DIRECTIVE
Print all the entries verbatim.

RECORDS PROVIDED
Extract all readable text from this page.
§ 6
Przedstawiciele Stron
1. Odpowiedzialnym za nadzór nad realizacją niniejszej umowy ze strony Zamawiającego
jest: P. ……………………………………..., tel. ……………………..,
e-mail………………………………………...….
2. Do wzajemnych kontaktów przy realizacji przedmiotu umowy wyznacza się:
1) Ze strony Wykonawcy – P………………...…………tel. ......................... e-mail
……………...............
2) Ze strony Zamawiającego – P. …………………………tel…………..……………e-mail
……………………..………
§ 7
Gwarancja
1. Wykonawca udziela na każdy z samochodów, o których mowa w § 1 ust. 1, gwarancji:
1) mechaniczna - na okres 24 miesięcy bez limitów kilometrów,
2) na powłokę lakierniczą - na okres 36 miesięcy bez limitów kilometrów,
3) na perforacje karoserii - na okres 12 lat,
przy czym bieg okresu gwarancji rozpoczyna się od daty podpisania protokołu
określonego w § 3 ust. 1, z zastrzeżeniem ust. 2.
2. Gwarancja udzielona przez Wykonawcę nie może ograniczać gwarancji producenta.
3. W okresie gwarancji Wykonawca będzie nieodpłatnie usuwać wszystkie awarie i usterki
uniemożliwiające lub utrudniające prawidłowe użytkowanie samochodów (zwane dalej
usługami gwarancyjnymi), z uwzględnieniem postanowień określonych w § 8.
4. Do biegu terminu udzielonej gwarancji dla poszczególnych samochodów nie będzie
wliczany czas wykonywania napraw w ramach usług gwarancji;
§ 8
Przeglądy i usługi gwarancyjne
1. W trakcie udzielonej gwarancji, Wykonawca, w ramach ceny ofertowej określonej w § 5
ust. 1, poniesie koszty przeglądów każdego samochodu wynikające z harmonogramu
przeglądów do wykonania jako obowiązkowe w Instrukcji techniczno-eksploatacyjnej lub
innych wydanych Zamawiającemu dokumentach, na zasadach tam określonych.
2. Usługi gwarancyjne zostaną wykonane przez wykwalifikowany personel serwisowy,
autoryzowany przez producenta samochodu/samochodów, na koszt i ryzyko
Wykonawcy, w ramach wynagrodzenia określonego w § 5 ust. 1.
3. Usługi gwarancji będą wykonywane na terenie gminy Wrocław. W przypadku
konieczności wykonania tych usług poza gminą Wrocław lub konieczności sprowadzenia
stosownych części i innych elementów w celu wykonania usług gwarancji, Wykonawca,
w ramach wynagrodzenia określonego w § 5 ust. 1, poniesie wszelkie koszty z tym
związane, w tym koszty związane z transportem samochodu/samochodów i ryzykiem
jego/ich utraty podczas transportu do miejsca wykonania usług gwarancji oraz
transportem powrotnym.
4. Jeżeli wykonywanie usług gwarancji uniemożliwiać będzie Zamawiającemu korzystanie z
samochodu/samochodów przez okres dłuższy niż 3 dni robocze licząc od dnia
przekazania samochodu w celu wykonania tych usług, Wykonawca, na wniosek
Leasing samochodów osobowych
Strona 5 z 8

TASK RESULT
Extract all readable text from this page.
§ 6
Przedstawiciele Stron
1. Odpowiedzialnym za nadzór nad realizacją niniejszej umowy ze strony Zamawiającego
jest: P. ……………………………………..., tel. ……………………..,
e-mail………………………………………...….
2. Do wzajemnych kontaktów przy realizacji przedmiotu umowy wyznacza się:
1) Ze strony Wykonawcy – P………………...…………tel. ......................... e-mail
……………...............
2) Ze strony Zamawiającego – P. …………………………tel…………..……………e-mail
……………………..………
§ 7
Gwarancja
1. Wykonawca udziela na każdy z samochodów, o których mowa w § 1 ust. 1, gwarancji:
1) mechaniczna - na okres 24 miesięcy bez limitów kilometrów,
2) na powłokę lakierniczą - na okres 36 miesięcy bez limitów kilometrów,
3) na perforacje karoserii - na okres 12 lat,
przy czym bieg okresu gwarancji rozpoczyna się od daty podpisania protokołu
określonego w § 3 ust. 1, z zastrzeżeniem ust. 2.
2. Gwarancja udzielona przez Wykonawcę nie może ograniczać gwarancji producenta.
3. W okresie gwarancji Wykonawca będzie nieodpłatnie usuwać wszystkie awarie i usterki
uniemożliwiające lub utrudniające prawidłowe użytkowanie samochodów (zwane dalej
usługami gwarancyjnymi), z uwzględnieniem postanowień określonych w § 8.
4. Do biegu terminu udzielonej gwarancji dla poszczególnych samochodów nie będzie
wliczany czas wykonywania napraw w ramach usług gwarancji;
§ 8
Przeglądy i usługi gwarancyjne
1. W trakcie udzielonej gwarancji, Wykonawca, w ramach ceny ofertowej określonej w § 5
ust. 1, poniesie koszty przeglądów każdego samochodu wynikające z harmonogramu
przeglądów do wykonania jako obowiązkowe w Instrukcji techniczno-eksploatacyjnej lub
innych wydanych Zamawiającemu dokumentach, na zasadach tam określonych.
2. Usługi gwarancyjne zostaną wykonane przez wykwalifikowany personel serwisowy,
autoryzowany przez producenta samochodu/samochodów, na koszt i ryzyko
Wykonawcy, w ramach wynagrodzenia określonego w § 5 ust. 1.
3. Usługi gwarancji będą wykonywane na terenie gminy Wrocław. W przypadku
konieczności wykonania tych usług poza gminą Wrocław lub konieczności sprowadzenia
stosownych części i innych elementów w celu wykonania usług gwarancji, Wykonawca,
w ramach wynagrodzenia określonego w § 5 ust. 1, poniesie wszelkie koszty z tym
związane, w tym koszty związane z transportem samochodu/samochodów i ryzykiem
jego/ich utraty podczas transportu do miejsca wykonania usług gwarancji oraz
transportem powrotnym.
4. Jeżeli wykonywanie usług gwarancji uniemożliwiać będzie Zamawiającemu korzystanie z
samochodu/samochodów przez okres dłuższy niż 3 dni robocze licząc od dnia
przekazania samochodu w celu wykonania tych usług, Wykonawca, na wniosek
Leasing samochodów osobowych
Strona 5 z 8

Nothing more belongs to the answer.